What this task involves> Echo the entries between the line containing "site-tag: 标网 <box>0 9 25 23</box>" and the line containing "bid-card-value: 53454196 <box>221", inclusive, without altering anything in them.

Extracted material>
▼

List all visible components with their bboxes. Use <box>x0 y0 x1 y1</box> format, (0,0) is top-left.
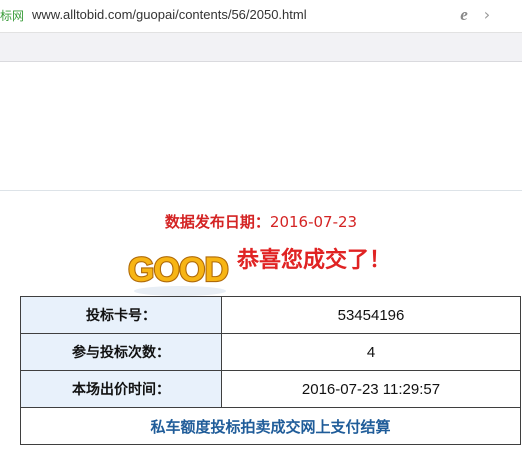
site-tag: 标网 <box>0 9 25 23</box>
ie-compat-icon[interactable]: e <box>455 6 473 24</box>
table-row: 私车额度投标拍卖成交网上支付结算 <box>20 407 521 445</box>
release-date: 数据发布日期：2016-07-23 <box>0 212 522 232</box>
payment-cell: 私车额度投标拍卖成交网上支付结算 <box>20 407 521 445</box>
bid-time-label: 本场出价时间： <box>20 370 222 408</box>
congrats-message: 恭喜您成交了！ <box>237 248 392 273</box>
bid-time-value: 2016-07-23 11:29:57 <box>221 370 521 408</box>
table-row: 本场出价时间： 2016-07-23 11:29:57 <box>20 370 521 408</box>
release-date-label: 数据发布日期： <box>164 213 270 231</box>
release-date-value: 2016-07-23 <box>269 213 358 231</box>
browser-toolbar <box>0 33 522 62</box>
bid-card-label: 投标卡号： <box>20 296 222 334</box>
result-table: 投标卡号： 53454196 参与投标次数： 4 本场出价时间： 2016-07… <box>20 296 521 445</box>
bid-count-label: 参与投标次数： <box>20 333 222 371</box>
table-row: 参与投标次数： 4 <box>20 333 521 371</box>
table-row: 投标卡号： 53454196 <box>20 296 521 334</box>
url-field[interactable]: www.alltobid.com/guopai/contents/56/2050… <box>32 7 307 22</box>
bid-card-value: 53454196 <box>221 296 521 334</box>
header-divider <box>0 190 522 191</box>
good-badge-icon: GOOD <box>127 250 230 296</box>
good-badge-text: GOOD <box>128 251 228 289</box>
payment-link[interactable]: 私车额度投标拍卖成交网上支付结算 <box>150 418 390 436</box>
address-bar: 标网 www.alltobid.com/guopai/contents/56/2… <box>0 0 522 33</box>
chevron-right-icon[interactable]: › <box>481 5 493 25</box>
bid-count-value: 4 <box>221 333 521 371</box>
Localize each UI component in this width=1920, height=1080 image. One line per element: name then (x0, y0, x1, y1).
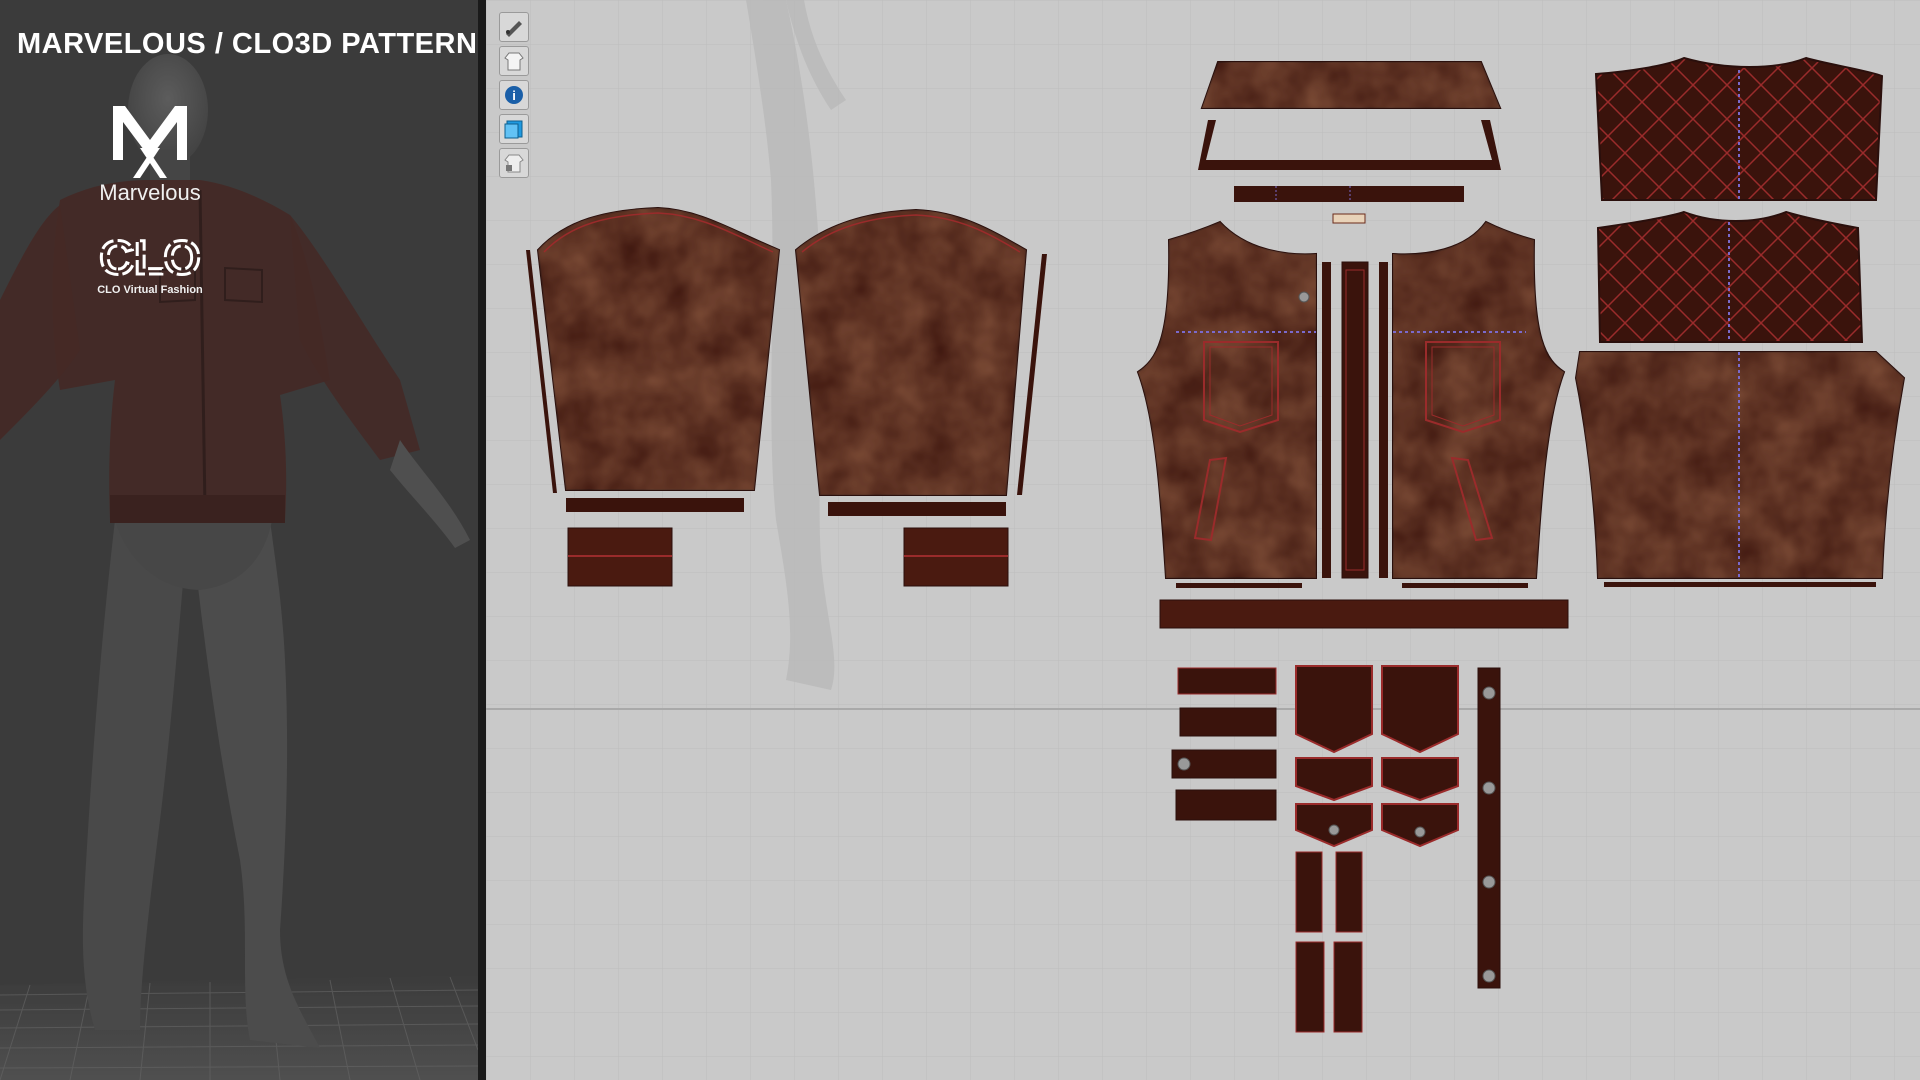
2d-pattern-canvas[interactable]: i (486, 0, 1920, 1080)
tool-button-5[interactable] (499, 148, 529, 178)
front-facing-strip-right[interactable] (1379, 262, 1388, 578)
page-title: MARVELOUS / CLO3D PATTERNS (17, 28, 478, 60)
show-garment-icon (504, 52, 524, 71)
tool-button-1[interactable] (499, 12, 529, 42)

▲

Worked solution>
site-tag: 标网 <box>0 9 25 23</box>
ie-compat-icon[interactable]: e <box>455 6 473 24</box>
table-row: 私车额度投标拍卖成交网上支付结算 <box>20 407 521 445</box>
release-date: 数据发布日期：2016-07-23 <box>0 212 522 232</box>
payment-cell: 私车额度投标拍卖成交网上支付结算 <box>20 407 521 445</box>
bid-time-label: 本场出价时间： <box>20 370 222 408</box>
congrats-message: 恭喜您成交了！ <box>237 248 392 273</box>
bid-time-value: 2016-07-23 11:29:57 <box>221 370 521 408</box>
table-row: 本场出价时间： 2016-07-23 11:29:57 <box>20 370 521 408</box>
release-date-label: 数据发布日期： <box>164 213 270 231</box>
release-date-value: 2016-07-23 <box>269 213 358 231</box>
browser-toolbar <box>0 33 522 62</box>
bid-card-label: 投标卡号： <box>20 296 222 334</box>
result-table: 投标卡号： 53454196 参与投标次数： 4 本场出价时间： 2016-07… <box>20 296 521 445</box>
bid-count-label: 参与投标次数： <box>20 333 222 371</box>
table-row: 参与投标次数： 4 <box>20 333 521 371</box>
table-row: 投标卡号： 53454196 <box>20 296 521 334</box>
url-field[interactable]: www.alltobid.com/guopai/contents/56/2050… <box>32 7 307 22</box>
bid-card-value: 53454196 <box>221 296 521 334</box>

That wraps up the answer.